Data records
--

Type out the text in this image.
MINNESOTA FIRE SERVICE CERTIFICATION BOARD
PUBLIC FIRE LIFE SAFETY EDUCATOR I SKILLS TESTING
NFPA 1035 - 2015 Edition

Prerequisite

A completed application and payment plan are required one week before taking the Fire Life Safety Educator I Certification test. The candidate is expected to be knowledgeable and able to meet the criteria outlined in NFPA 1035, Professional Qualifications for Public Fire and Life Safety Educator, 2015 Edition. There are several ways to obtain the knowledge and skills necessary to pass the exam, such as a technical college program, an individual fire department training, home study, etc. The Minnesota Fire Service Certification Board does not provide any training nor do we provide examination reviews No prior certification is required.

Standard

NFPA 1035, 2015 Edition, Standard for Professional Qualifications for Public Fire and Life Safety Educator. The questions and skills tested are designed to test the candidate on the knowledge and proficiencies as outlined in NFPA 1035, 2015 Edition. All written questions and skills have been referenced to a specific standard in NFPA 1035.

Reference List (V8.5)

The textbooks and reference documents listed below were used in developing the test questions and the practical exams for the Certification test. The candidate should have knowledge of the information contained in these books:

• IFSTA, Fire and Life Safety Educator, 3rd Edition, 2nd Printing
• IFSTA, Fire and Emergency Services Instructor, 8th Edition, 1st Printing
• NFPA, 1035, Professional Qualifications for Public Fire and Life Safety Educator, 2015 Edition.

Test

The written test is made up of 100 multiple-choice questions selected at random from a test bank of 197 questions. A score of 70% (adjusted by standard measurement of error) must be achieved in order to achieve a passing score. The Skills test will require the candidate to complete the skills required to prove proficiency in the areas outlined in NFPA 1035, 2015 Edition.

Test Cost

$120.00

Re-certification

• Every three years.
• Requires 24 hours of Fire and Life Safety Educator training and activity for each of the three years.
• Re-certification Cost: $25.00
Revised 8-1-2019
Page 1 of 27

--

Goal
Extract every line from the records above that contains the word "three".

Problem solution
• Every three years.
• Requires 24 hours of Fire and Life Safety Educator training and activity for each of the three years.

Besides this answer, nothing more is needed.